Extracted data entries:
* * * *

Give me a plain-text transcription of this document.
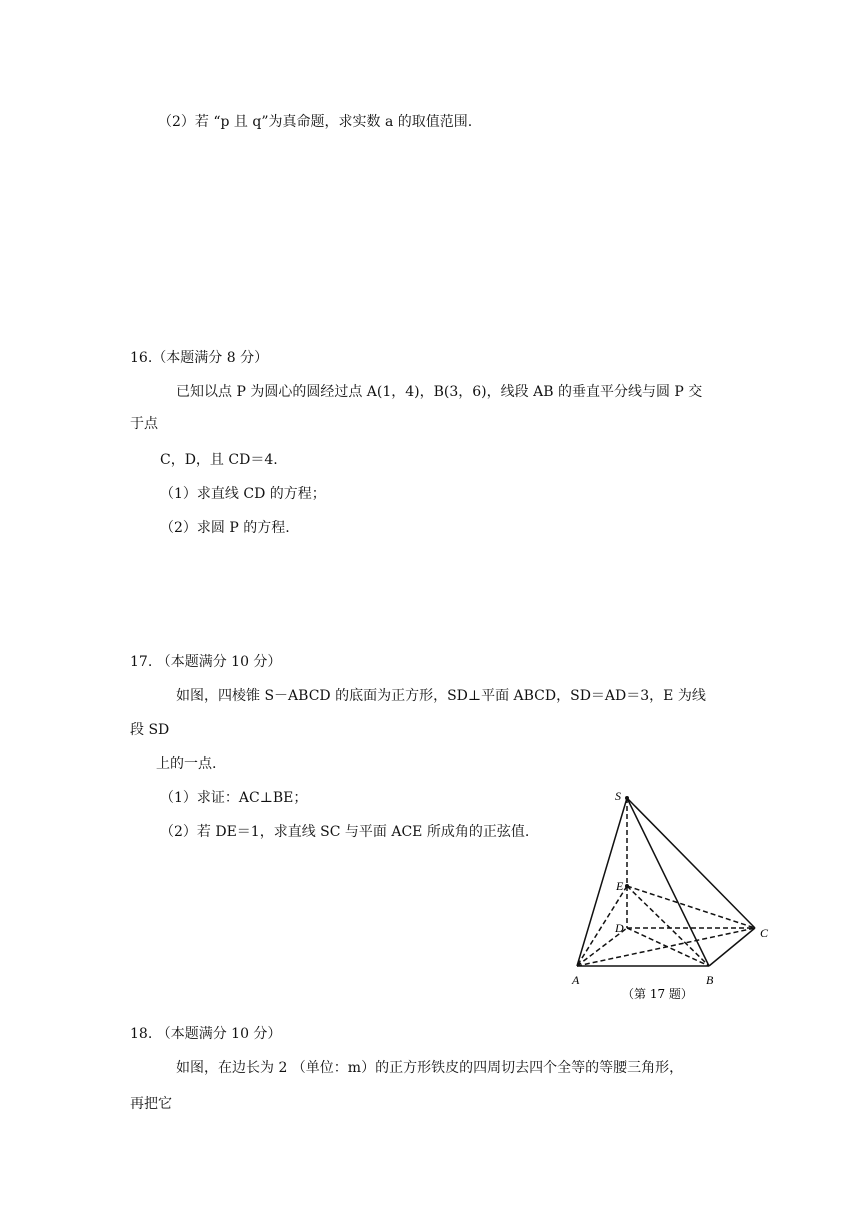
（2）若 “p 且 q”为真命题，求实数 a 的取值范围.
16.（本题满分 8 分）
已知以点 P 为圆心的圆经过点 A(1，4)，B(3，6)，线段 AB 的垂直平分线与圆 P 交
于点
C，D，且 CD＝4.
（1）求直线 CD 的方程；
（2）求圆 P 的方程.
17. （本题满分 10 分）
如图，四棱锥 S－ABCD 的底面为正方形，SD⊥平面 ABCD，SD＝AD＝3，E 为线
段 SD
上的一点.
（1）求证：AC⊥BE；
（2）若 DE＝1，求直线 SC 与平面 ACE 所成角的正弦值.
S
E
D	C
A	B
（第 17 题）
18. （本题满分 10 分）
如图，在边长为 2 （单位：m）的正方形铁皮的四周切去四个全等的等腰三角形，
再把它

* * * *

EXERCISE INSTRUCTIONS: What comes back should match the records exactly, minus any pictures.

WRITTEN SOLUTION:
Give me a plain-text transcription of this document.
（2）若 “p 且 q”为真命题，求实数 a 的取值范围.
16.（本题满分 8 分）
已知以点 P 为圆心的圆经过点 A(1，4)，B(3，6)，线段 AB 的垂直平分线与圆 P 交
于点
C，D，且 CD＝4.
（1）求直线 CD 的方程；
（2）求圆 P 的方程.
17. （本题满分 10 分）
如图，四棱锥 S－ABCD 的底面为正方形，SD⊥平面 ABCD，SD＝AD＝3，E 为线
段 SD
上的一点.
（1）求证：AC⊥BE；
（2）若 DE＝1，求直线 SC 与平面 ACE 所成角的正弦值.
S
E
D	C
A	B
（第 17 题）
18. （本题满分 10 分）
如图，在边长为 2 （单位：m）的正方形铁皮的四周切去四个全等的等腰三角形，
再把它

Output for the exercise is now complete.